▶ [Exercise goal]:
No images are to be carried over; print all other material exactly as it stands.

▶ [Supplied records]:
___

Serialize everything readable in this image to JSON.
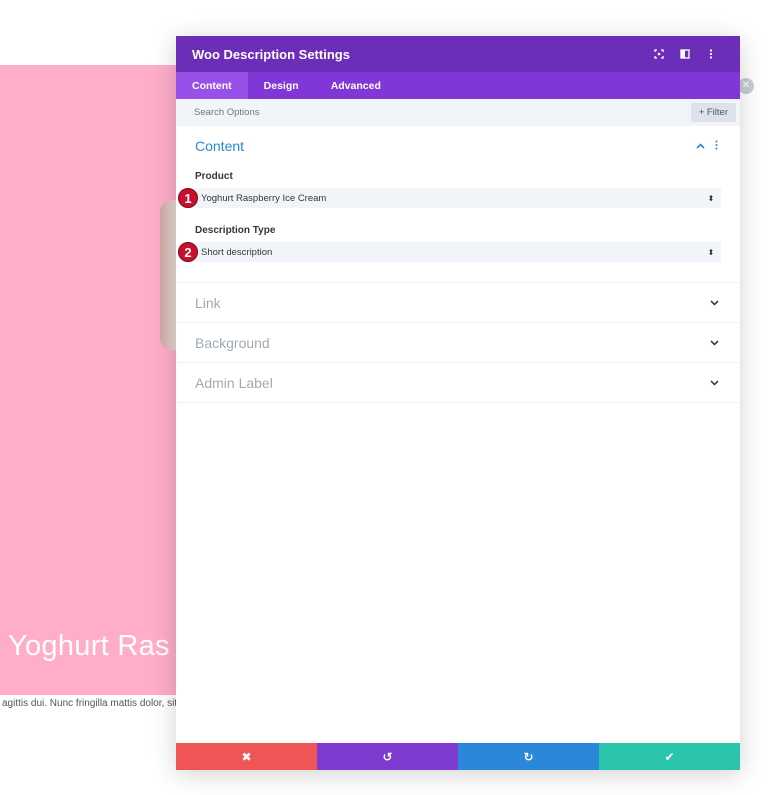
{
  "background": {
    "title": "Yoghurt Ras",
    "text": "agittis dui. Nunc fringilla mattis dolor, sit"
  },
  "modal": {
    "title": "Woo Description Settings",
    "header_icons": [
      "fullscreen-icon",
      "columns-icon",
      "kebab-icon"
    ]
  },
  "tabs": [
    {
      "label": "Content",
      "active": true
    },
    {
      "label": "Design",
      "active": false
    },
    {
      "label": "Advanced",
      "active": false
    }
  ],
  "search": {
    "placeholder": "Search Options",
    "filter_label": "+ Filter"
  },
  "content_section": {
    "title": "Content",
    "fields": [
      {
        "badge": "1",
        "label": "Product",
        "value": "Yoghurt Raspberry Ice Cream"
      },
      {
        "badge": "2",
        "label": "Description Type",
        "value": "Short description"
      }
    ]
  },
  "collapsed_sections": [
    "Link",
    "Background",
    "Admin Label"
  ],
  "footer": {
    "buttons": [
      {
        "name": "discard",
        "icon": "✖",
        "color": "#ef5555"
      },
      {
        "name": "undo",
        "icon": "↺",
        "color": "#7e3bd0"
      },
      {
        "name": "redo",
        "icon": "↻",
        "color": "#2b87da"
      },
      {
        "name": "save",
        "icon": "✔",
        "color": "#29c4a9"
      }
    ]
  },
  "colors": {
    "header": "#6c2eb9",
    "tabs": "#8137d8",
    "accent": "#2b87da",
    "page_pink": "#ffadc9",
    "badge": "#c8102e"
  }
}
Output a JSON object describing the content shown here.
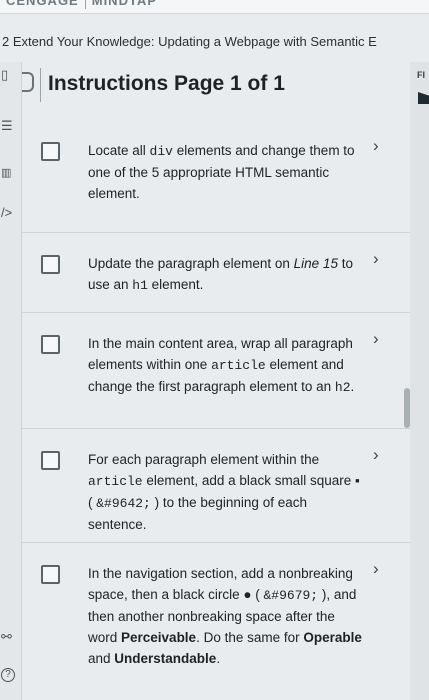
{
  "brand": {
    "left": "CENGAGE",
    "right": "MINDTAP"
  },
  "breadcrumb": "2 Extend Your Knowledge: Updating a Webpage with Semantic E",
  "header": {
    "title": "Instructions Page 1 of 1"
  },
  "right_rail": {
    "label": "FI"
  },
  "tasks": [
    {
      "t1": "Locate all ",
      "c1": "div",
      "t2": " elements and change them to one of the 5 appropriate HTML semantic element."
    },
    {
      "t1": "Update the paragraph element on ",
      "i1": "Line 15",
      "t2": " to use an ",
      "c1": "h1",
      "t3": " element."
    },
    {
      "t1": "In the main content area, wrap all paragraph elements within one ",
      "c1": "article",
      "t2": " element and change the first paragraph element to an ",
      "c2": "h2",
      "t3": "."
    },
    {
      "t1": "For each paragraph element within the ",
      "c1": "article",
      "t2": " element, add a black small square ",
      "g1": "▪",
      "t3": " ( ",
      "c2": "&#9642;",
      "t4": " ) to the beginning of each sentence."
    },
    {
      "t1": "In the navigation section, add a nonbreaking space, then a black circle ",
      "g1": "●",
      "t2": " ( ",
      "c1": "&#9679;",
      "t3": " ), and then another nonbreaking space after the word ",
      "b1": "Perceivable",
      "t4": ". Do the same for ",
      "b2": "Operable",
      "t5": " and ",
      "b3": "Understandable",
      "t6": "."
    }
  ]
}
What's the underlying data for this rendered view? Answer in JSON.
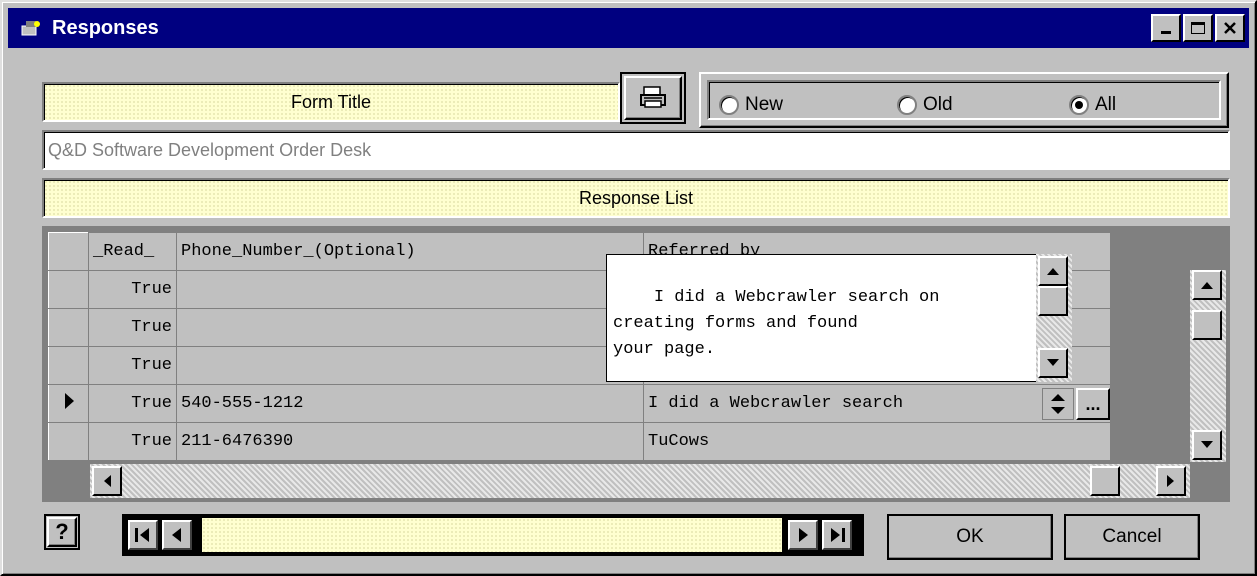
{
  "window": {
    "title": "Responses",
    "title_bar_color": "#000080",
    "icons": [
      "app-icon",
      "minimize-icon",
      "maximize-icon",
      "close-icon"
    ]
  },
  "form": {
    "form_title_label": "Form Title",
    "subtitle_value": "Q&D Software Development Order Desk",
    "response_list_label": "Response List",
    "print_icon": "printer-icon"
  },
  "filter": {
    "options": [
      "New",
      "Old",
      "All"
    ],
    "selected": "All"
  },
  "grid": {
    "columns": [
      "_Read_",
      "Phone_Number_(Optional)",
      "Referred_by"
    ],
    "rows": [
      {
        "read": "True",
        "phone": "",
        "referred": ""
      },
      {
        "read": "True",
        "phone": "",
        "referred": ""
      },
      {
        "read": "True",
        "phone": "",
        "referred": ""
      },
      {
        "read": "True",
        "phone": "540-555-1212",
        "referred": "I did a Webcrawler search"
      },
      {
        "read": "True",
        "phone": "211-6476390",
        "referred": "TuCows"
      }
    ],
    "current_row_index": 3,
    "memo_text": "I did a Webcrawler search on\ncreating forms and found\nyour page.",
    "ellipsis_label": "..."
  },
  "footer": {
    "help_label": "?",
    "ok_label": "OK",
    "cancel_label": "Cancel"
  }
}
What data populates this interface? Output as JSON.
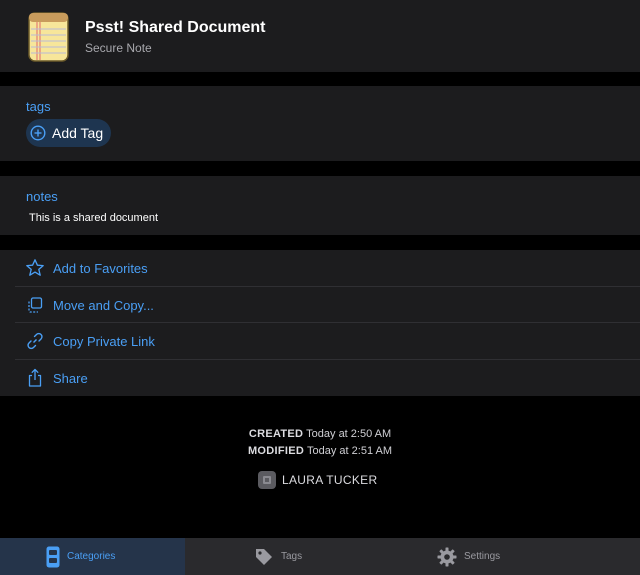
{
  "item": {
    "title": "Psst! Shared Document",
    "type": "Secure Note"
  },
  "tags": {
    "label": "tags",
    "add_label": "Add Tag"
  },
  "notes": {
    "label": "notes",
    "text": "This is a shared document"
  },
  "actions": [
    {
      "label": "Add to Favorites",
      "icon": "star-icon"
    },
    {
      "label": "Move and Copy...",
      "icon": "move-copy-icon"
    },
    {
      "label": "Copy Private Link",
      "icon": "link-icon"
    },
    {
      "label": "Share",
      "icon": "share-icon"
    }
  ],
  "meta": {
    "created_key": "CREATED",
    "created_value": "Today at 2:50 AM",
    "modified_key": "MODIFIED",
    "modified_value": "Today at 2:51 AM"
  },
  "owner": {
    "name": "LAURA TUCKER"
  },
  "tabbar": {
    "tabs": [
      {
        "label": "Categories",
        "icon": "categories-icon",
        "active": true
      },
      {
        "label": "Tags",
        "icon": "tag-icon",
        "active": false
      },
      {
        "label": "Settings",
        "icon": "gear-icon",
        "active": false
      }
    ]
  },
  "colors": {
    "accent": "#4a9ff5",
    "background": "#000000",
    "panel": "#1c1c1e",
    "tabbar": "#2a2a2d"
  }
}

___

▶ [Solution below]:
Serialize everything readable in this image to JSON.
{
  "background": {
    "title": "Yoghurt Ras",
    "text": "agittis dui. Nunc fringilla mattis dolor, sit"
  },
  "modal": {
    "title": "Woo Description Settings",
    "header_icons": [
      "fullscreen-icon",
      "columns-icon",
      "kebab-icon"
    ]
  },
  "tabs": [
    {
      "label": "Content",
      "active": true
    },
    {
      "label": "Design",
      "active": false
    },
    {
      "label": "Advanced",
      "active": false
    }
  ],
  "search": {
    "placeholder": "Search Options",
    "filter_label": "+ Filter"
  },
  "content_section": {
    "title": "Content",
    "fields": [
      {
        "badge": "1",
        "label": "Product",
        "value": "Yoghurt Raspberry Ice Cream"
      },
      {
        "badge": "2",
        "label": "Description Type",
        "value": "Short description"
      }
    ]
  },
  "collapsed_sections": [
    "Link",
    "Background",
    "Admin Label"
  ],
  "footer": {
    "buttons": [
      {
        "name": "discard",
        "icon": "✖",
        "color": "#ef5555"
      },
      {
        "name": "undo",
        "icon": "↺",
        "color": "#7e3bd0"
      },
      {
        "name": "redo",
        "icon": "↻",
        "color": "#2b87da"
      },
      {
        "name": "save",
        "icon": "✔",
        "color": "#29c4a9"
      }
    ]
  },
  "colors": {
    "header": "#6c2eb9",
    "tabs": "#8137d8",
    "accent": "#2b87da",
    "page_pink": "#ffadc9",
    "badge": "#c8102e"
  }
}
Output a JSON object describing the content shown here.
{
  "brand": {
    "left": "CENGAGE",
    "right": "MINDTAP"
  },
  "breadcrumb": "2 Extend Your Knowledge: Updating a Webpage with Semantic E",
  "header": {
    "title": "Instructions Page 1 of 1"
  },
  "right_rail": {
    "label": "FI"
  },
  "tasks": [
    {
      "t1": "Locate all ",
      "c1": "div",
      "t2": " elements and change them to one of the 5 appropriate HTML semantic element."
    },
    {
      "t1": "Update the paragraph element on ",
      "i1": "Line 15",
      "t2": " to use an ",
      "c1": "h1",
      "t3": " element."
    },
    {
      "t1": "In the main content area, wrap all paragraph elements within one ",
      "c1": "article",
      "t2": " element and change the first paragraph element to an ",
      "c2": "h2",
      "t3": "."
    },
    {
      "t1": "For each paragraph element within the ",
      "c1": "article",
      "t2": " element, add a black small square ",
      "g1": "▪",
      "t3": " ( ",
      "c2": "&#9642;",
      "t4": " ) to the beginning of each sentence."
    },
    {
      "t1": "In the navigation section, add a nonbreaking space, then a black circle ",
      "g1": "●",
      "t2": " ( ",
      "c1": "&#9679;",
      "t3": " ), and then another nonbreaking space after the word ",
      "b1": "Perceivable",
      "t4": ". Do the same for ",
      "b2": "Operable",
      "t5": " and ",
      "b3": "Understandable",
      "t6": "."
    }
  ]
}
What's the underlying data for this rendered view? Answer in JSON.
{
  "window": {
    "title": "Responses",
    "title_bar_color": "#000080",
    "icons": [
      "app-icon",
      "minimize-icon",
      "maximize-icon",
      "close-icon"
    ]
  },
  "form": {
    "form_title_label": "Form Title",
    "subtitle_value": "Q&D Software Development Order Desk",
    "response_list_label": "Response List",
    "print_icon": "printer-icon"
  },
  "filter": {
    "options": [
      "New",
      "Old",
      "All"
    ],
    "selected": "All"
  },
  "grid": {
    "columns": [
      "_Read_",
      "Phone_Number_(Optional)",
      "Referred_by"
    ],
    "rows": [
      {
        "read": "True",
        "phone": "",
        "referred": ""
      },
      {
        "read": "True",
        "phone": "",
        "referred": ""
      },
      {
        "read": "True",
        "phone": "",
        "referred": ""
      },
      {
        "read": "True",
        "phone": "540-555-1212",
        "referred": "I did a Webcrawler search"
      },
      {
        "read": "True",
        "phone": "211-6476390",
        "referred": "TuCows"
      }
    ],
    "current_row_index": 3,
    "memo_text": "I did a Webcrawler search on\ncreating forms and found\nyour page.",
    "ellipsis_label": "..."
  },
  "footer": {
    "help_label": "?",
    "ok_label": "OK",
    "cancel_label": "Cancel"
  }
}
What data populates this interface? Output as JSON.
{
  "item": {
    "title": "Psst! Shared Document",
    "type": "Secure Note"
  },
  "tags": {
    "label": "tags",
    "add_label": "Add Tag"
  },
  "notes": {
    "label": "notes",
    "text": "This is a shared document"
  },
  "actions": [
    {
      "label": "Add to Favorites",
      "icon": "star-icon"
    },
    {
      "label": "Move and Copy...",
      "icon": "move-copy-icon"
    },
    {
      "label": "Copy Private Link",
      "icon": "link-icon"
    },
    {
      "label": "Share",
      "icon": "share-icon"
    }
  ],
  "meta": {
    "created_key": "CREATED",
    "created_value": "Today at 2:50 AM",
    "modified_key": "MODIFIED",
    "modified_value": "Today at 2:51 AM"
  },
  "owner": {
    "name": "LAURA TUCKER"
  },
  "tabbar": {
    "tabs": [
      {
        "label": "Categories",
        "icon": "categories-icon",
        "active": true
      },
      {
        "label": "Tags",
        "icon": "tag-icon",
        "active": false
      },
      {
        "label": "Settings",
        "icon": "gear-icon",
        "active": false
      }
    ]
  },
  "colors": {
    "accent": "#4a9ff5",
    "background": "#000000",
    "panel": "#1c1c1e",
    "tabbar": "#2a2a2d"
  }
}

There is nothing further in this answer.